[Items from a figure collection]
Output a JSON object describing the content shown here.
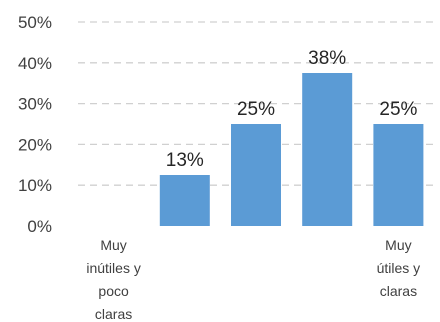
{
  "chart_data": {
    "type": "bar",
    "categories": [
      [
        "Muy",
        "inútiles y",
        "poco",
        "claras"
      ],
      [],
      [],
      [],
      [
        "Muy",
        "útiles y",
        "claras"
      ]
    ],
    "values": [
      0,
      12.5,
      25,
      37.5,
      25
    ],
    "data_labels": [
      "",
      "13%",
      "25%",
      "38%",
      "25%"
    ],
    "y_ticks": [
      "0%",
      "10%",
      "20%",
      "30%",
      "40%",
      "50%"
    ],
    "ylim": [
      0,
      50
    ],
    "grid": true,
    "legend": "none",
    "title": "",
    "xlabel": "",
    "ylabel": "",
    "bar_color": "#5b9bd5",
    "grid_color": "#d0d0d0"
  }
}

*PROMPT*
Your copy should repeat each entry above exactly but contain no pictures.

*COMPLETED EXERCISE*
Output a JSON object describing the content shown here.
{
  "chart_data": {
    "type": "bar",
    "categories": [
      [
        "Muy",
        "inútiles y",
        "poco",
        "claras"
      ],
      [],
      [],
      [],
      [
        "Muy",
        "útiles y",
        "claras"
      ]
    ],
    "values": [
      0,
      12.5,
      25,
      37.5,
      25
    ],
    "data_labels": [
      "",
      "13%",
      "25%",
      "38%",
      "25%"
    ],
    "y_ticks": [
      "0%",
      "10%",
      "20%",
      "30%",
      "40%",
      "50%"
    ],
    "ylim": [
      0,
      50
    ],
    "grid": true,
    "legend": "none",
    "title": "",
    "xlabel": "",
    "ylabel": "",
    "bar_color": "#5b9bd5",
    "grid_color": "#d0d0d0"
  }
}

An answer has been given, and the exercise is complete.